-- Structured figure records --
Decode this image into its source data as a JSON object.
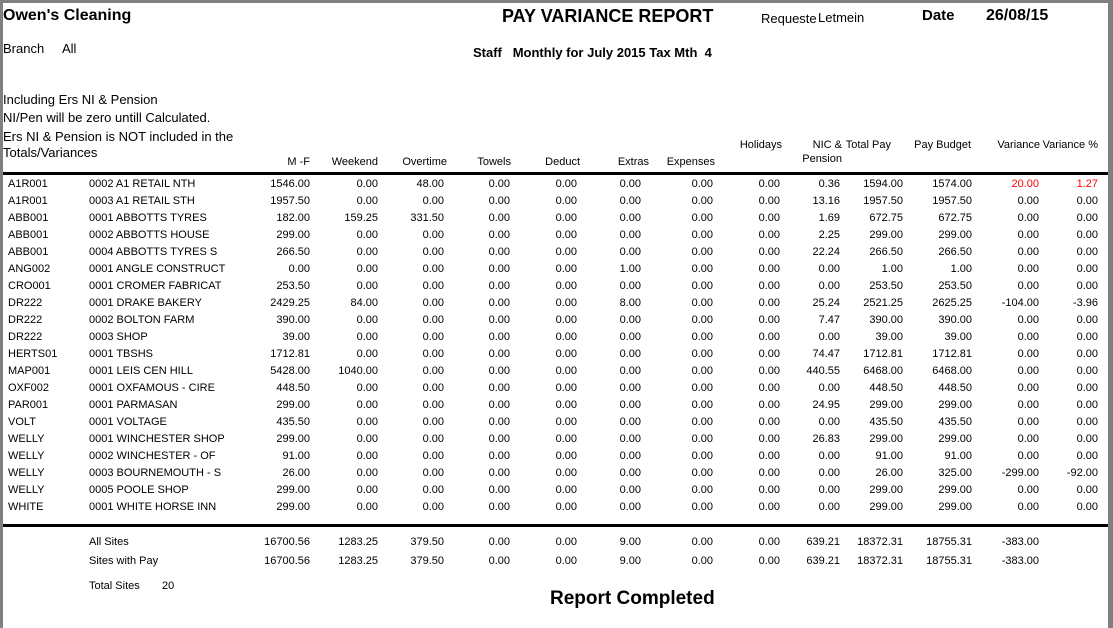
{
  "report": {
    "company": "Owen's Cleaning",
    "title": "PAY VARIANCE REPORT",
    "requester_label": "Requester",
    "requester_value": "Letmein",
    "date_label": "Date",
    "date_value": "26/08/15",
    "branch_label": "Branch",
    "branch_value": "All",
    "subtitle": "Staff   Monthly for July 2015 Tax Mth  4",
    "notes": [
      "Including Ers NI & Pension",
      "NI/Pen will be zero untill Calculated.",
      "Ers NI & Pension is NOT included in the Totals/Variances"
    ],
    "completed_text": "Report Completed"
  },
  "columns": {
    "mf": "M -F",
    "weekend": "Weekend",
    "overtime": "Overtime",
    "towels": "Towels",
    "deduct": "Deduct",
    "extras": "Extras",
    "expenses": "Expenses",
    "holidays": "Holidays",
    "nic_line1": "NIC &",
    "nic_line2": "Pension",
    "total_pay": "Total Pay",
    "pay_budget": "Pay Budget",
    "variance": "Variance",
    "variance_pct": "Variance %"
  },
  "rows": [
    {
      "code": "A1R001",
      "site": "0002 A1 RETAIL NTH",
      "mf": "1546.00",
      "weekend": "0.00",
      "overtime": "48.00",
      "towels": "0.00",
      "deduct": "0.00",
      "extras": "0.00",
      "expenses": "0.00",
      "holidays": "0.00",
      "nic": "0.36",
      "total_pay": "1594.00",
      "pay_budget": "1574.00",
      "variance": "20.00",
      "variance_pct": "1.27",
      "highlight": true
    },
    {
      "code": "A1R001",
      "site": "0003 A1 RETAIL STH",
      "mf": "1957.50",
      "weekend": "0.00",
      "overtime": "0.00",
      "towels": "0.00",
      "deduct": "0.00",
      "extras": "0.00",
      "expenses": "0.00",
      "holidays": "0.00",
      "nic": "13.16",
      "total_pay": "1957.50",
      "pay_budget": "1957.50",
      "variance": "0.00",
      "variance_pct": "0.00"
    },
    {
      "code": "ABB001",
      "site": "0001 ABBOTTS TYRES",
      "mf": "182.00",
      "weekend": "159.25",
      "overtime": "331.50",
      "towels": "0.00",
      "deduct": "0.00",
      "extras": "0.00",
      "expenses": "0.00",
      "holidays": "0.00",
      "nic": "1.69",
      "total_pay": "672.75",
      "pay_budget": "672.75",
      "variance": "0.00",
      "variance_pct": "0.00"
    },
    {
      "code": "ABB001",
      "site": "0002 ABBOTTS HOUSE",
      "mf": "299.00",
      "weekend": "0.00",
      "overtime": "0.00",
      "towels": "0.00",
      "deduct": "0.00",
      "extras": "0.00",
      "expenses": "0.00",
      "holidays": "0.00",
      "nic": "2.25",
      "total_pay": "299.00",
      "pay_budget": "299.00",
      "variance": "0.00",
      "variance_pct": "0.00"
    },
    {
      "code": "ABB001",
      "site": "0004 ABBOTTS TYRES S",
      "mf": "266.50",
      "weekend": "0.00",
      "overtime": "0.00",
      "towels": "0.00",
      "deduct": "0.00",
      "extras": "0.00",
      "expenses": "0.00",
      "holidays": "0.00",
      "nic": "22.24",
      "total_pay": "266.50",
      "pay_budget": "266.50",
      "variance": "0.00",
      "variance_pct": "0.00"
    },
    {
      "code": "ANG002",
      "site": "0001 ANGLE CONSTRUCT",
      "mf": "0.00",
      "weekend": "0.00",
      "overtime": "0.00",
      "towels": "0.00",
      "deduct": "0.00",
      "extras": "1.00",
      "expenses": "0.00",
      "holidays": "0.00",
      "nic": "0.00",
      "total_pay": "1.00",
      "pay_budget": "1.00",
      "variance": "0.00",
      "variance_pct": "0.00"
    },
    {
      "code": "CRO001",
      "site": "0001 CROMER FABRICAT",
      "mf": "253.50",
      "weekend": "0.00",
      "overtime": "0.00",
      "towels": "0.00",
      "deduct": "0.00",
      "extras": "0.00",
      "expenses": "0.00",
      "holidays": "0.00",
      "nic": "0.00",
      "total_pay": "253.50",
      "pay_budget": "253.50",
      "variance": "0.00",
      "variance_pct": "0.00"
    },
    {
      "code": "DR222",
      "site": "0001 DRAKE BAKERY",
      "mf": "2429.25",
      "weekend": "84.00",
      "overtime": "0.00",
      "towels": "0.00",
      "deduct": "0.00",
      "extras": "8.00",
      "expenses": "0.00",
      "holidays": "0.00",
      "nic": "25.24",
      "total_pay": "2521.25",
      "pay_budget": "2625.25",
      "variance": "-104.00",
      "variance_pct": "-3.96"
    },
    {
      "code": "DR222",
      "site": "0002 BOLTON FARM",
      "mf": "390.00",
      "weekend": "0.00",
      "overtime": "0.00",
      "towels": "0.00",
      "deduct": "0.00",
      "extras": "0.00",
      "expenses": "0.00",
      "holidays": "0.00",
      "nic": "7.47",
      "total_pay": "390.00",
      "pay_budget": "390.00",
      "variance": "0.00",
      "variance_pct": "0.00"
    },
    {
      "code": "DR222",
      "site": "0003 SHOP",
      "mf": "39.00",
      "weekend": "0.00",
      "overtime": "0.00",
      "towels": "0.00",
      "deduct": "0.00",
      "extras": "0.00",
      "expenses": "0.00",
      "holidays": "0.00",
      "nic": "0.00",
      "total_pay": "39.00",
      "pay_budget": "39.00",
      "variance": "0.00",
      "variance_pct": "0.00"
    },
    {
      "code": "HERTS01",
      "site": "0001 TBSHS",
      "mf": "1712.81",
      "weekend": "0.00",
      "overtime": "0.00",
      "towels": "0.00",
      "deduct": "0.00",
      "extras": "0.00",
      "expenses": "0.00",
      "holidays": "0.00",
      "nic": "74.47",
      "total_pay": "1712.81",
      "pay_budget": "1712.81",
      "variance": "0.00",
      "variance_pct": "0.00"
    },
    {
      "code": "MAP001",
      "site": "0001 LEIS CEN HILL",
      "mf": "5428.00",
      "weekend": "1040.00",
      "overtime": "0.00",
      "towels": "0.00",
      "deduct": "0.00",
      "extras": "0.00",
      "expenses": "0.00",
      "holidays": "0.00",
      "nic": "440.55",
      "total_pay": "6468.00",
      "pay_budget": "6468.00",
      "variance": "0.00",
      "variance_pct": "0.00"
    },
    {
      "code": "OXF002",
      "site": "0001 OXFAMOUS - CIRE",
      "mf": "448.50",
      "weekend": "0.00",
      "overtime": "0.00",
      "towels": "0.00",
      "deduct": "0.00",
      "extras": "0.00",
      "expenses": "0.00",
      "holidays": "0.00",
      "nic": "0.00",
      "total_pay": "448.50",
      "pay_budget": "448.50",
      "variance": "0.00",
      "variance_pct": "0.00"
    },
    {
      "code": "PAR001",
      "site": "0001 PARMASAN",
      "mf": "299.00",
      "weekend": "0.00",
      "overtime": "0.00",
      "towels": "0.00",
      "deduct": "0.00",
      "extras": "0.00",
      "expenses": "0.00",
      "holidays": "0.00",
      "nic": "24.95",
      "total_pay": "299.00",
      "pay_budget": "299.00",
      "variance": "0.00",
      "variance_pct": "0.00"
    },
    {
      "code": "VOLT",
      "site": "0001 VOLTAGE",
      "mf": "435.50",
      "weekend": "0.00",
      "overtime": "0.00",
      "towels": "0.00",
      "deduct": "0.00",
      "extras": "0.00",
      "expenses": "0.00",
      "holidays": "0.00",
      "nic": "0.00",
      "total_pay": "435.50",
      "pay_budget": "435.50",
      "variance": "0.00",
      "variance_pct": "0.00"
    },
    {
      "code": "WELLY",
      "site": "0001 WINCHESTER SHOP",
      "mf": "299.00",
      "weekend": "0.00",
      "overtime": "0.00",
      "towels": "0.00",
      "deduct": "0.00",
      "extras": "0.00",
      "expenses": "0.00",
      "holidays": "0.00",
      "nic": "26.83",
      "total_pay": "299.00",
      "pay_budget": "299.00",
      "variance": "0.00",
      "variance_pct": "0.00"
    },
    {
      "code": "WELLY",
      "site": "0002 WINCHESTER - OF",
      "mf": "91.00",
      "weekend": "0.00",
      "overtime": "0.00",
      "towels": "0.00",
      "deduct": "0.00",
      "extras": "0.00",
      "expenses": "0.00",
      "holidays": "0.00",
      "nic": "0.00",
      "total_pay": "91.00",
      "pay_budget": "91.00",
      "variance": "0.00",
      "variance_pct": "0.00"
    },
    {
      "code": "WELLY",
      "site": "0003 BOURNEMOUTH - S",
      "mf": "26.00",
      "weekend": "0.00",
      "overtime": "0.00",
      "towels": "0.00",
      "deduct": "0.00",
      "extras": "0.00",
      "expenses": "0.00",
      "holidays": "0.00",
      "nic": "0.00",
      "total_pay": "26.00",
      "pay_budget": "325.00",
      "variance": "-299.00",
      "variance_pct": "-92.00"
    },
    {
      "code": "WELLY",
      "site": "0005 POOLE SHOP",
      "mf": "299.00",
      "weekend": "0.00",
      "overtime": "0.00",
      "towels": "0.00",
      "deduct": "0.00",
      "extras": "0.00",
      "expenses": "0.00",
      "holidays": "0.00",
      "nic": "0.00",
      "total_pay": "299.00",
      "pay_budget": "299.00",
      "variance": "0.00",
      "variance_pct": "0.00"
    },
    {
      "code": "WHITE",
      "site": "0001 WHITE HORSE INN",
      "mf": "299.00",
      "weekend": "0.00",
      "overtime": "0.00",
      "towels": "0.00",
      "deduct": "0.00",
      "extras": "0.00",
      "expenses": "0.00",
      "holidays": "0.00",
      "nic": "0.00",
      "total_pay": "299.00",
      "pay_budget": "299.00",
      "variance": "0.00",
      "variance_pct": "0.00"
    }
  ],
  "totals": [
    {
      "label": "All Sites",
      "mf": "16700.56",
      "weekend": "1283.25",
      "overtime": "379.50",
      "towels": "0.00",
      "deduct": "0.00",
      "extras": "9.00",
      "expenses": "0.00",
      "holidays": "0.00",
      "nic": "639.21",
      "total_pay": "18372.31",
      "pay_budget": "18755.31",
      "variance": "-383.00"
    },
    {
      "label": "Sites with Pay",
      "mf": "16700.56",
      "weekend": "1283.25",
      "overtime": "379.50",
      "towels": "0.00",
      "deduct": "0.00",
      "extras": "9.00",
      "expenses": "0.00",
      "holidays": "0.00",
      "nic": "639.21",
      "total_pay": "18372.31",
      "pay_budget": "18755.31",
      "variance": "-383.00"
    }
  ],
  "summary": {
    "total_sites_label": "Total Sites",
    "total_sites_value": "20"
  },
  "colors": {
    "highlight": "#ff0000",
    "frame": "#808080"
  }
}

-- Given problem --
Determine the number of lines in the data that contain "WHITE" as a word or string, and state only that number.

-- Solution for this task --
2